SHORT TASK -> All the data should be repeated exactly. Any image in it is left out.

>> BEGIN EXERCISE INPUTS

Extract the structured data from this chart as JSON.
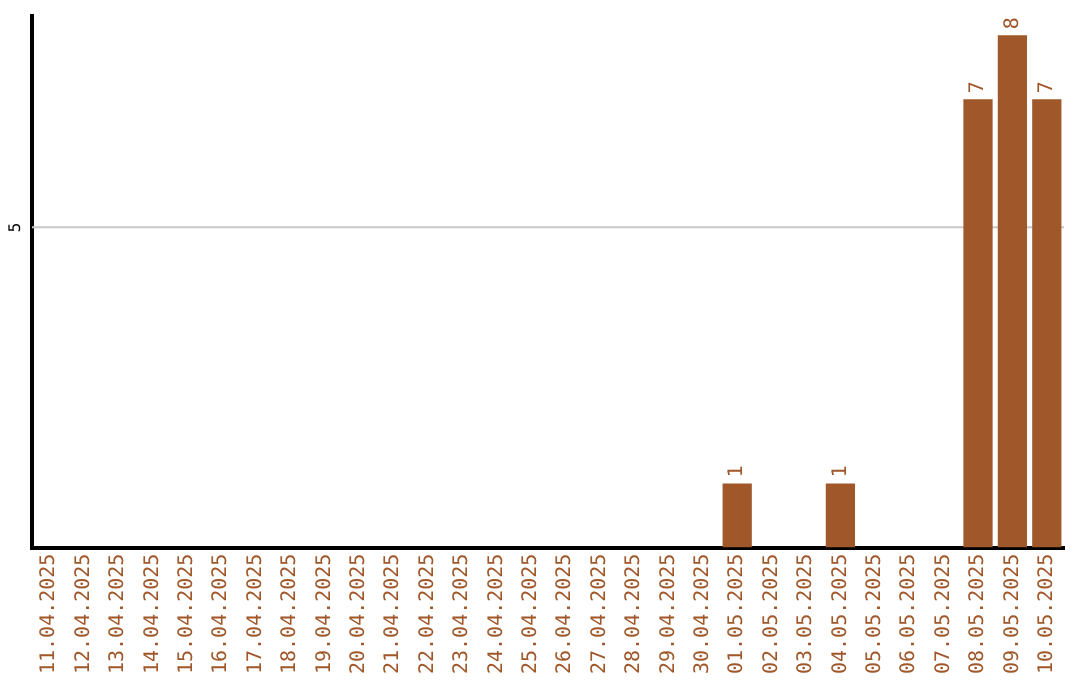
{
  "chart_data": {
    "type": "bar",
    "categories": [
      "11.04.2025",
      "12.04.2025",
      "13.04.2025",
      "14.04.2025",
      "15.04.2025",
      "16.04.2025",
      "17.04.2025",
      "18.04.2025",
      "19.04.2025",
      "20.04.2025",
      "21.04.2025",
      "22.04.2025",
      "23.04.2025",
      "24.04.2025",
      "25.04.2025",
      "26.04.2025",
      "27.04.2025",
      "28.04.2025",
      "29.04.2025",
      "30.04.2025",
      "01.05.2025",
      "02.05.2025",
      "03.05.2025",
      "04.05.2025",
      "05.05.2025",
      "06.05.2025",
      "07.05.2025",
      "08.05.2025",
      "09.05.2025",
      "10.05.2025"
    ],
    "values": [
      null,
      null,
      null,
      null,
      null,
      null,
      null,
      null,
      null,
      null,
      null,
      null,
      null,
      null,
      null,
      null,
      null,
      null,
      null,
      null,
      1,
      null,
      null,
      1,
      null,
      null,
      null,
      7,
      8,
      7
    ],
    "data_labels": true,
    "color": "#a0572a",
    "ylim": [
      0,
      8.3
    ],
    "ref_lines": [
      {
        "axis": "y",
        "value": 5,
        "label": "5",
        "color": "#c8c8c8"
      }
    ],
    "legend": false
  }
}
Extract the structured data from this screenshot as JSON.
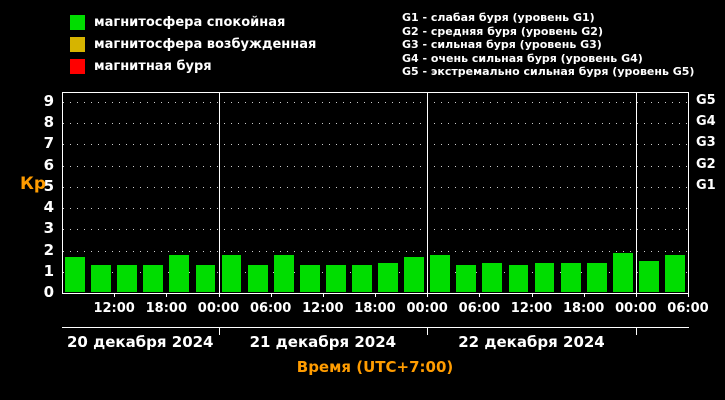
{
  "legend": {
    "items": [
      {
        "id": "quiet",
        "label": "магнитосфера спокойная",
        "color": "#00dd00"
      },
      {
        "id": "excited",
        "label": "магнитосфера возбужденная",
        "color": "#d6b400"
      },
      {
        "id": "storm",
        "label": "магнитная буря",
        "color": "#ff0000"
      }
    ]
  },
  "storm_level_descriptions": [
    "G1 - слабая буря (уровень G1)",
    "G2 - средняя буря (уровень G2)",
    "G3 - сильная буря (уровень G3)",
    "G4 - очень сильная буря (уровень G4)",
    "G5 - экстремально сильная буря (уровень G5)"
  ],
  "chart_data": {
    "type": "bar",
    "title": "",
    "ylabel": "Кр",
    "xlabel": "Время (UTC+7:00)",
    "ylim": [
      0,
      9
    ],
    "grid": "dotted-horizontal",
    "legend_position": "top-left",
    "bar_color": "#00dd00",
    "interval_hours": 3,
    "total_hours": 72,
    "start_time": "20 декабря 2024 06:00",
    "values": [
      1.7,
      1.3,
      1.3,
      1.3,
      1.8,
      1.3,
      1.8,
      1.3,
      1.8,
      1.3,
      1.3,
      1.3,
      1.4,
      1.7,
      1.8,
      1.3,
      1.4,
      1.3,
      1.4,
      1.4,
      1.4,
      1.9,
      1.5,
      1.8
    ],
    "yticks": [
      "0",
      "1",
      "2",
      "3",
      "4",
      "5",
      "6",
      "7",
      "8",
      "9"
    ],
    "right_axis": [
      {
        "label": "G1",
        "value": 5
      },
      {
        "label": "G2",
        "value": 6
      },
      {
        "label": "G3",
        "value": 7
      },
      {
        "label": "G4",
        "value": 8
      },
      {
        "label": "G5",
        "value": 9
      }
    ],
    "time_ticks": [
      {
        "label": "12:00",
        "hour": 6
      },
      {
        "label": "18:00",
        "hour": 12
      },
      {
        "label": "00:00",
        "hour": 18
      },
      {
        "label": "06:00",
        "hour": 24
      },
      {
        "label": "12:00",
        "hour": 30
      },
      {
        "label": "18:00",
        "hour": 36
      },
      {
        "label": "00:00",
        "hour": 42
      },
      {
        "label": "06:00",
        "hour": 48
      },
      {
        "label": "12:00",
        "hour": 54
      },
      {
        "label": "18:00",
        "hour": 60
      },
      {
        "label": "00:00",
        "hour": 66
      },
      {
        "label": "06:00",
        "hour": 72
      }
    ],
    "day_separators_hours": [
      18,
      42,
      66
    ],
    "dates": [
      {
        "label": "20 декабря 2024",
        "start_hour": 0,
        "end_hour": 18
      },
      {
        "label": "21 декабря 2024",
        "start_hour": 18,
        "end_hour": 42
      },
      {
        "label": "22 декабря 2024",
        "start_hour": 42,
        "end_hour": 66
      }
    ]
  },
  "colors": {
    "background": "#000000",
    "axis": "#ffffff",
    "text": "#ffffff",
    "accent_orange": "#ff9c00",
    "bar_green": "#00dd00"
  }
}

>> END EXERCISE INPUTS

RIGHT ANSWER ->
Extract the structured data from this chart as JSON.
{
  "chart_data": {
    "type": "bar",
    "categories": [
      "11.04.2025",
      "12.04.2025",
      "13.04.2025",
      "14.04.2025",
      "15.04.2025",
      "16.04.2025",
      "17.04.2025",
      "18.04.2025",
      "19.04.2025",
      "20.04.2025",
      "21.04.2025",
      "22.04.2025",
      "23.04.2025",
      "24.04.2025",
      "25.04.2025",
      "26.04.2025",
      "27.04.2025",
      "28.04.2025",
      "29.04.2025",
      "30.04.2025",
      "01.05.2025",
      "02.05.2025",
      "03.05.2025",
      "04.05.2025",
      "05.05.2025",
      "06.05.2025",
      "07.05.2025",
      "08.05.2025",
      "09.05.2025",
      "10.05.2025"
    ],
    "values": [
      null,
      null,
      null,
      null,
      null,
      null,
      null,
      null,
      null,
      null,
      null,
      null,
      null,
      null,
      null,
      null,
      null,
      null,
      null,
      null,
      1,
      null,
      null,
      1,
      null,
      null,
      null,
      7,
      8,
      7
    ],
    "data_labels": true,
    "color": "#a0572a",
    "ylim": [
      0,
      8.3
    ],
    "ref_lines": [
      {
        "axis": "y",
        "value": 5,
        "label": "5",
        "color": "#c8c8c8"
      }
    ],
    "legend": false
  }
}
Extract the structured data from this screenshot as JSON.
{
  "legend": {
    "items": [
      {
        "id": "quiet",
        "label": "магнитосфера спокойная",
        "color": "#00dd00"
      },
      {
        "id": "excited",
        "label": "магнитосфера возбужденная",
        "color": "#d6b400"
      },
      {
        "id": "storm",
        "label": "магнитная буря",
        "color": "#ff0000"
      }
    ]
  },
  "storm_level_descriptions": [
    "G1 - слабая буря (уровень G1)",
    "G2 - средняя буря (уровень G2)",
    "G3 - сильная буря (уровень G3)",
    "G4 - очень сильная буря (уровень G4)",
    "G5 - экстремально сильная буря (уровень G5)"
  ],
  "chart_data": {
    "type": "bar",
    "title": "",
    "ylabel": "Кр",
    "xlabel": "Время (UTC+7:00)",
    "ylim": [
      0,
      9
    ],
    "grid": "dotted-horizontal",
    "legend_position": "top-left",
    "bar_color": "#00dd00",
    "interval_hours": 3,
    "total_hours": 72,
    "start_time": "20 декабря 2024 06:00",
    "values": [
      1.7,
      1.3,
      1.3,
      1.3,
      1.8,
      1.3,
      1.8,
      1.3,
      1.8,
      1.3,
      1.3,
      1.3,
      1.4,
      1.7,
      1.8,
      1.3,
      1.4,
      1.3,
      1.4,
      1.4,
      1.4,
      1.9,
      1.5,
      1.8
    ],
    "yticks": [
      "0",
      "1",
      "2",
      "3",
      "4",
      "5",
      "6",
      "7",
      "8",
      "9"
    ],
    "right_axis": [
      {
        "label": "G1",
        "value": 5
      },
      {
        "label": "G2",
        "value": 6
      },
      {
        "label": "G3",
        "value": 7
      },
      {
        "label": "G4",
        "value": 8
      },
      {
        "label": "G5",
        "value": 9
      }
    ],
    "time_ticks": [
      {
        "label": "12:00",
        "hour": 6
      },
      {
        "label": "18:00",
        "hour": 12
      },
      {
        "label": "00:00",
        "hour": 18
      },
      {
        "label": "06:00",
        "hour": 24
      },
      {
        "label": "12:00",
        "hour": 30
      },
      {
        "label": "18:00",
        "hour": 36
      },
      {
        "label": "00:00",
        "hour": 42
      },
      {
        "label": "06:00",
        "hour": 48
      },
      {
        "label": "12:00",
        "hour": 54
      },
      {
        "label": "18:00",
        "hour": 60
      },
      {
        "label": "00:00",
        "hour": 66
      },
      {
        "label": "06:00",
        "hour": 72
      }
    ],
    "day_separators_hours": [
      18,
      42,
      66
    ],
    "dates": [
      {
        "label": "20 декабря 2024",
        "start_hour": 0,
        "end_hour": 18
      },
      {
        "label": "21 декабря 2024",
        "start_hour": 18,
        "end_hour": 42
      },
      {
        "label": "22 декабря 2024",
        "start_hour": 42,
        "end_hour": 66
      }
    ]
  },
  "colors": {
    "background": "#000000",
    "axis": "#ffffff",
    "text": "#ffffff",
    "accent_orange": "#ff9c00",
    "bar_green": "#00dd00"
  }
}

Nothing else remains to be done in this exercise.